> **INSTRUCTIONS FOR THE TASK**:
Nothing may be dropped or altered: reproduce all the data.

— Start RAW DATA —

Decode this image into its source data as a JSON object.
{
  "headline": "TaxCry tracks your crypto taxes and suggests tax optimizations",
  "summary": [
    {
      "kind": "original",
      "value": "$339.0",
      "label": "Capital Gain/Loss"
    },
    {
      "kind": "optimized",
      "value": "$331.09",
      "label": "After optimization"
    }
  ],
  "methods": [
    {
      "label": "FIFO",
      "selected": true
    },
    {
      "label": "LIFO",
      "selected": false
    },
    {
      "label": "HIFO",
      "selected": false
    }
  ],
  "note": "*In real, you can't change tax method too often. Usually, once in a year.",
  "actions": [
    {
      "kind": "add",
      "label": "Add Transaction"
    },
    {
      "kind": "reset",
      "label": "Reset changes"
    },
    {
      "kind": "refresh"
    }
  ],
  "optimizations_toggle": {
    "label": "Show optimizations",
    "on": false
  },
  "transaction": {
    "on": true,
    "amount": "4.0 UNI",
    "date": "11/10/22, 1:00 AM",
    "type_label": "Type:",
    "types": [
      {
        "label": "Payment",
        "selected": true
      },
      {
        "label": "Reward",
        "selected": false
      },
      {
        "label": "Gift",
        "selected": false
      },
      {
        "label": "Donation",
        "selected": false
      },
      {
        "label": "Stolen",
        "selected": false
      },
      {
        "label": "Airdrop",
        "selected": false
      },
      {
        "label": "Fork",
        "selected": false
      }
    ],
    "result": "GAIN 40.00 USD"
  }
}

— End RAW DATA —

> **EXERCISE RESPONSE**:
Decode this image into its source data as a JSON object.
{
  "headline": "TaxCry tracks your crypto taxes and suggests tax optimizations",
  "summary": [
    {
      "kind": "original",
      "value": "$339.0",
      "label": "Capital Gain/Loss"
    },
    {
      "kind": "optimized",
      "value": "$331.09",
      "label": "After optimization"
    }
  ],
  "methods": [
    {
      "label": "FIFO",
      "selected": true
    },
    {
      "label": "LIFO",
      "selected": false
    },
    {
      "label": "HIFO",
      "selected": false
    }
  ],
  "note": "*In real, you can't change tax method too often. Usually, once in a year.",
  "actions": [
    {
      "kind": "add",
      "label": "Add Transaction"
    },
    {
      "kind": "reset",
      "label": "Reset changes"
    },
    {
      "kind": "refresh"
    }
  ],
  "optimizations_toggle": {
    "label": "Show optimizations",
    "on": false
  },
  "transaction": {
    "on": true,
    "amount": "4.0 UNI",
    "date": "11/10/22, 1:00 AM",
    "type_label": "Type:",
    "types": [
      {
        "label": "Payment",
        "selected": true
      },
      {
        "label": "Reward",
        "selected": false
      },
      {
        "label": "Gift",
        "selected": false
      },
      {
        "label": "Donation",
        "selected": false
      },
      {
        "label": "Stolen",
        "selected": false
      },
      {
        "label": "Airdrop",
        "selected": false
      },
      {
        "label": "Fork",
        "selected": false
      }
    ],
    "result": "GAIN 40.00 USD"
  }
}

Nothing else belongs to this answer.